> DATASET ROWS:
○ ○ ○

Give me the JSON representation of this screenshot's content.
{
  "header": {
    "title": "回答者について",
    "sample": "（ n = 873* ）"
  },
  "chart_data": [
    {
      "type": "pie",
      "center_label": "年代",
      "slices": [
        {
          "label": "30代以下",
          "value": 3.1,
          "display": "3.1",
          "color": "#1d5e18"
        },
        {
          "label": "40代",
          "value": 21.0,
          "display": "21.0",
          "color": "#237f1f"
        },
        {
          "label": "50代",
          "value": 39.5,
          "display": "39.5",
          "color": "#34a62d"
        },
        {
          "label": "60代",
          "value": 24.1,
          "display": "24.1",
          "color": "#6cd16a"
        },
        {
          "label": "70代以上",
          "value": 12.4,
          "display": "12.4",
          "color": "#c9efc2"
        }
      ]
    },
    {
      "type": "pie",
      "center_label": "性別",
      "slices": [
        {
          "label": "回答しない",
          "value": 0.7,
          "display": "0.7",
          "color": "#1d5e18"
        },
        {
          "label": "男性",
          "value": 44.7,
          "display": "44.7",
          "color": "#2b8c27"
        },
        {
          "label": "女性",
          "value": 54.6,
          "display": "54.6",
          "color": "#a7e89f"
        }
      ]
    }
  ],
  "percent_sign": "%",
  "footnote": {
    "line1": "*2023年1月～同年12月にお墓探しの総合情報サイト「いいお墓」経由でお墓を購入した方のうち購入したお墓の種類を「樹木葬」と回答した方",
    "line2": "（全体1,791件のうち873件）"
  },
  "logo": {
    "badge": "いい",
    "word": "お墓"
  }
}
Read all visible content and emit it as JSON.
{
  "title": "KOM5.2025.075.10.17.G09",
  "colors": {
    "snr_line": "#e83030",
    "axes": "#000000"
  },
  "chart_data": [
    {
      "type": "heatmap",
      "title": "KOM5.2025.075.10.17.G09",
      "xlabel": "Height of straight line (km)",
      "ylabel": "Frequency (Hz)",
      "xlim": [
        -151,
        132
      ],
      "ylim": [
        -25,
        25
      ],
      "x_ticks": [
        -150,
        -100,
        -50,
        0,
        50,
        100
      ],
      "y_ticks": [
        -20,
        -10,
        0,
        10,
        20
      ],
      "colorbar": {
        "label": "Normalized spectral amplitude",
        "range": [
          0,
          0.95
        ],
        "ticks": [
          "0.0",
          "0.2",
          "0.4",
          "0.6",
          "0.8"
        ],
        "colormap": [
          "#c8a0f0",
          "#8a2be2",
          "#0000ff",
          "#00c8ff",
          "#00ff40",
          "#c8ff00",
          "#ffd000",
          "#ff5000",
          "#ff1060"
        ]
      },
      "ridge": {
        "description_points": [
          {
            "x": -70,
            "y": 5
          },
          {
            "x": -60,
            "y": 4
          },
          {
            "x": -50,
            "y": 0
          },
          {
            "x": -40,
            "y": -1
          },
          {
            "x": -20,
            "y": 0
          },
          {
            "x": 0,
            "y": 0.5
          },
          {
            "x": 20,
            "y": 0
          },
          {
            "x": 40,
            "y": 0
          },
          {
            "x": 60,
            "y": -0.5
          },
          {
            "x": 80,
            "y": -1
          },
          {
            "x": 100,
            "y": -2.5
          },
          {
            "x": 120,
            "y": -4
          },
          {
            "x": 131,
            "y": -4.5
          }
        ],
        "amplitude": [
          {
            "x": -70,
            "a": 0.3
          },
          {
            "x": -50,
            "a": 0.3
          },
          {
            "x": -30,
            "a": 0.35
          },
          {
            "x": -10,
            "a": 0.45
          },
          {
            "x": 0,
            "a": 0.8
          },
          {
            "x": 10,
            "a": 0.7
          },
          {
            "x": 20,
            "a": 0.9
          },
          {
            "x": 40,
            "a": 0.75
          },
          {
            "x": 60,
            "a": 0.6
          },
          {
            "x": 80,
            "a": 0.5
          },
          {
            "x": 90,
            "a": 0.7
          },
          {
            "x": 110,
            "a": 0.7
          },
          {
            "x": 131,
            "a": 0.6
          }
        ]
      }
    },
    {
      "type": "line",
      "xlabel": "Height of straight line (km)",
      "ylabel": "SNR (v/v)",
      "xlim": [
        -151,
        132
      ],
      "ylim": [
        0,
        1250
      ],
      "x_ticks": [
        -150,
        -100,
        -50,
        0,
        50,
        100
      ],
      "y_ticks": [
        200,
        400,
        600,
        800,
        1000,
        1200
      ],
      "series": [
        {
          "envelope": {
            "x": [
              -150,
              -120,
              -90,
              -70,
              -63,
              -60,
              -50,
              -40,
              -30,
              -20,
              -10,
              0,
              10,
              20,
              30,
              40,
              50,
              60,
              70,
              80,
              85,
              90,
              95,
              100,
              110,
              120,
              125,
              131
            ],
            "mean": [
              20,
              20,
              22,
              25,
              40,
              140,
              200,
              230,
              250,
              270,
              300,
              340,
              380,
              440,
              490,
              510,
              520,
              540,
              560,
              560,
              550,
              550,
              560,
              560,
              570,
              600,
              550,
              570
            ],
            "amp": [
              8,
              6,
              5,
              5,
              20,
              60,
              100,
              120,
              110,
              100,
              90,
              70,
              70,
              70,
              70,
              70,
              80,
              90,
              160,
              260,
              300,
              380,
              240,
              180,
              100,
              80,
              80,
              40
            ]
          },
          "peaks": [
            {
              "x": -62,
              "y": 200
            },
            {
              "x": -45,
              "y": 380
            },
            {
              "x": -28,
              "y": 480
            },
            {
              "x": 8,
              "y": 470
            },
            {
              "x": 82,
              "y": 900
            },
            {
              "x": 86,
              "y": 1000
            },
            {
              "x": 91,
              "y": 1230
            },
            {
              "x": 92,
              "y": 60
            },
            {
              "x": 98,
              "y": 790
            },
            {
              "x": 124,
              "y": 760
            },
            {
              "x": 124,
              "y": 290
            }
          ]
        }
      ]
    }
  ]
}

○ ○ ○

> WORK TO DO: Repeat each of the entries above precisely as given.

> OUTPUT BELOW:
Give me the JSON representation of this screenshot's content.
{
  "header": {
    "title": "回答者について",
    "sample": "（ n = 873* ）"
  },
  "chart_data": [
    {
      "type": "pie",
      "center_label": "年代",
      "slices": [
        {
          "label": "30代以下",
          "value": 3.1,
          "display": "3.1",
          "color": "#1d5e18"
        },
        {
          "label": "40代",
          "value": 21.0,
          "display": "21.0",
          "color": "#237f1f"
        },
        {
          "label": "50代",
          "value": 39.5,
          "display": "39.5",
          "color": "#34a62d"
        },
        {
          "label": "60代",
          "value": 24.1,
          "display": "24.1",
          "color": "#6cd16a"
        },
        {
          "label": "70代以上",
          "value": 12.4,
          "display": "12.4",
          "color": "#c9efc2"
        }
      ]
    },
    {
      "type": "pie",
      "center_label": "性別",
      "slices": [
        {
          "label": "回答しない",
          "value": 0.7,
          "display": "0.7",
          "color": "#1d5e18"
        },
        {
          "label": "男性",
          "value": 44.7,
          "display": "44.7",
          "color": "#2b8c27"
        },
        {
          "label": "女性",
          "value": 54.6,
          "display": "54.6",
          "color": "#a7e89f"
        }
      ]
    }
  ],
  "percent_sign": "%",
  "footnote": {
    "line1": "*2023年1月～同年12月にお墓探しの総合情報サイト「いいお墓」経由でお墓を購入した方のうち購入したお墓の種類を「樹木葬」と回答した方",
    "line2": "（全体1,791件のうち873件）"
  },
  "logo": {
    "badge": "いい",
    "word": "お墓"
  }
}
Read all visible content and emit it as JSON.
{
  "title": "KOM5.2025.075.10.17.G09",
  "colors": {
    "snr_line": "#e83030",
    "axes": "#000000"
  },
  "chart_data": [
    {
      "type": "heatmap",
      "title": "KOM5.2025.075.10.17.G09",
      "xlabel": "Height of straight line (km)",
      "ylabel": "Frequency (Hz)",
      "xlim": [
        -151,
        132
      ],
      "ylim": [
        -25,
        25
      ],
      "x_ticks": [
        -150,
        -100,
        -50,
        0,
        50,
        100
      ],
      "y_ticks": [
        -20,
        -10,
        0,
        10,
        20
      ],
      "colorbar": {
        "label": "Normalized spectral amplitude",
        "range": [
          0,
          0.95
        ],
        "ticks": [
          "0.0",
          "0.2",
          "0.4",
          "0.6",
          "0.8"
        ],
        "colormap": [
          "#c8a0f0",
          "#8a2be2",
          "#0000ff",
          "#00c8ff",
          "#00ff40",
          "#c8ff00",
          "#ffd000",
          "#ff5000",
          "#ff1060"
        ]
      },
      "ridge": {
        "description_points": [
          {
            "x": -70,
            "y": 5
          },
          {
            "x": -60,
            "y": 4
          },
          {
            "x": -50,
            "y": 0
          },
          {
            "x": -40,
            "y": -1
          },
          {
            "x": -20,
            "y": 0
          },
          {
            "x": 0,
            "y": 0.5
          },
          {
            "x": 20,
            "y": 0
          },
          {
            "x": 40,
            "y": 0
          },
          {
            "x": 60,
            "y": -0.5
          },
          {
            "x": 80,
            "y": -1
          },
          {
            "x": 100,
            "y": -2.5
          },
          {
            "x": 120,
            "y": -4
          },
          {
            "x": 131,
            "y": -4.5
          }
        ],
        "amplitude": [
          {
            "x": -70,
            "a": 0.3
          },
          {
            "x": -50,
            "a": 0.3
          },
          {
            "x": -30,
            "a": 0.35
          },
          {
            "x": -10,
            "a": 0.45
          },
          {
            "x": 0,
            "a": 0.8
          },
          {
            "x": 10,
            "a": 0.7
          },
          {
            "x": 20,
            "a": 0.9
          },
          {
            "x": 40,
            "a": 0.75
          },
          {
            "x": 60,
            "a": 0.6
          },
          {
            "x": 80,
            "a": 0.5
          },
          {
            "x": 90,
            "a": 0.7
          },
          {
            "x": 110,
            "a": 0.7
          },
          {
            "x": 131,
            "a": 0.6
          }
        ]
      }
    },
    {
      "type": "line",
      "xlabel": "Height of straight line (km)",
      "ylabel": "SNR (v/v)",
      "xlim": [
        -151,
        132
      ],
      "ylim": [
        0,
        1250
      ],
      "x_ticks": [
        -150,
        -100,
        -50,
        0,
        50,
        100
      ],
      "y_ticks": [
        200,
        400,
        600,
        800,
        1000,
        1200
      ],
      "series": [
        {
          "envelope": {
            "x": [
              -150,
              -120,
              -90,
              -70,
              -63,
              -60,
              -50,
              -40,
              -30,
              -20,
              -10,
              0,
              10,
              20,
              30,
              40,
              50,
              60,
              70,
              80,
              85,
              90,
              95,
              100,
              110,
              120,
              125,
              131
            ],
            "mean": [
              20,
              20,
              22,
              25,
              40,
              140,
              200,
              230,
              250,
              270,
              300,
              340,
              380,
              440,
              490,
              510,
              520,
              540,
              560,
              560,
              550,
              550,
              560,
              560,
              570,
              600,
              550,
              570
            ],
            "amp": [
              8,
              6,
              5,
              5,
              20,
              60,
              100,
              120,
              110,
              100,
              90,
              70,
              70,
              70,
              70,
              70,
              80,
              90,
              160,
              260,
              300,
              380,
              240,
              180,
              100,
              80,
              80,
              40
            ]
          },
          "peaks": [
            {
              "x": -62,
              "y": 200
            },
            {
              "x": -45,
              "y": 380
            },
            {
              "x": -28,
              "y": 480
            },
            {
              "x": 8,
              "y": 470
            },
            {
              "x": 82,
              "y": 900
            },
            {
              "x": 86,
              "y": 1000
            },
            {
              "x": 91,
              "y": 1230
            },
            {
              "x": 92,
              "y": 60
            },
            {
              "x": 98,
              "y": 790
            },
            {
              "x": 124,
              "y": 760
            },
            {
              "x": 124,
              "y": 290
            }
          ]
        }
      ]
    }
  ]
}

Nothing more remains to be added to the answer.